- [Written instruction]: Look through the material below and count the lines with the string "đang". Report only the count.

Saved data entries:
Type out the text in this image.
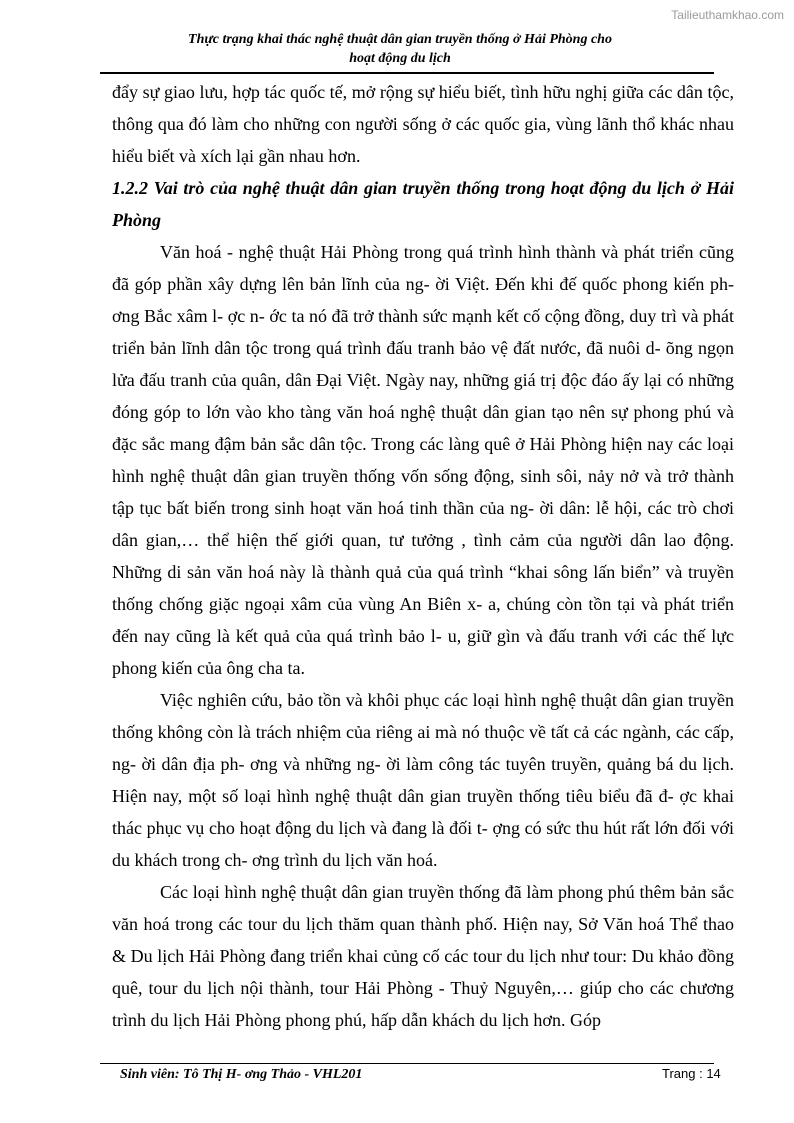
Tailieuthamkhao.com
Thực trạng khai thác nghệ thuật dân gian truyền thống ở Hải Phòng cho
hoạt động du lịch

đẩy sự giao lưu, hợp tác quốc tế, mở rộng sự hiểu biết, tình hữu nghị giữa các dân tộc, thông qua đó làm cho những con người sống ở các quốc gia, vùng lãnh thổ khác nhau hiểu biết và xích lại gần nhau hơn.

1.2.2 Vai trò của nghệ thuật dân gian truyền thống trong hoạt động du lịch ở Hải Phòng

Văn hoá - nghệ thuật Hải Phòng trong quá trình hình thành và phát triển cũng đã góp phần xây dựng lên bản lĩnh của ng- ời Việt. Đến khi đế quốc phong kiến ph- ơng Bắc xâm l- ợc n- ớc ta nó đã trở thành sức mạnh kết cố cộng đồng, duy trì và phát triển bản lĩnh dân tộc trong quá trình đấu tranh bảo vệ đất nước, đã nuôi d- õng ngọn lửa đấu tranh của quân, dân Đại Việt. Ngày nay, những giá trị độc đáo ấy lại có những đóng góp to lớn vào kho tàng văn hoá nghệ thuật dân gian tạo nên sự phong phú và đặc sắc mang đậm bản sắc dân tộc. Trong các làng quê ở Hải Phòng hiện nay các loại hình nghệ thuật dân gian truyền thống vốn sống động, sinh sôi, nảy nở và trở thành tập tục bất biến trong sinh hoạt văn hoá tinh thần của ng- ời dân: lễ hội, các trò chơi dân gian,… thể hiện thế giới quan, tư tưởng , tình cảm của người dân lao động. Những di sản văn hoá này là thành quả của quá trình “khai sông lấn biển” và truyền thống chống giặc ngoại xâm của vùng An Biên x- a, chúng còn tồn tại và phát triển đến nay cũng là kết quả của quá trình bảo l- u, giữ gìn và đấu tranh với các thế lực phong kiến của ông cha ta.

Việc nghiên cứu, bảo tồn và khôi phục các loại hình nghệ thuật dân gian truyền thống không còn là trách nhiệm của riêng ai mà nó thuộc về tất cả các ngành, các cấp, ng- ời dân địa ph- ơng và những ng- ời làm công tác tuyên truyền, quảng bá du lịch. Hiện nay, một số loại hình nghệ thuật dân gian truyền thống tiêu biểu đã đ- ợc khai thác phục vụ cho hoạt động du lịch và đang là đối t- ợng có sức thu hút rất lớn đối với du khách trong ch- ơng trình du lịch văn hoá.

Các loại hình nghệ thuật dân gian truyền thống đã làm phong phú thêm bản sắc văn hoá trong các tour du lịch thăm quan thành phố. Hiện nay, Sở Văn hoá Thể thao & Du lịch Hải Phòng đang triển khai củng cố các tour du lịch như tour: Du khảo đồng quê, tour du lịch nội thành, tour Hải Phòng - Thuỷ Nguyên,… giúp cho các chương trình du lịch Hải Phòng phong phú, hấp dẫn khách du lịch hơn. Góp

Sinh viên: Tô Thị H- ơng Thảo - VHL201	Trang : 14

- [Solution to the exercise]: 2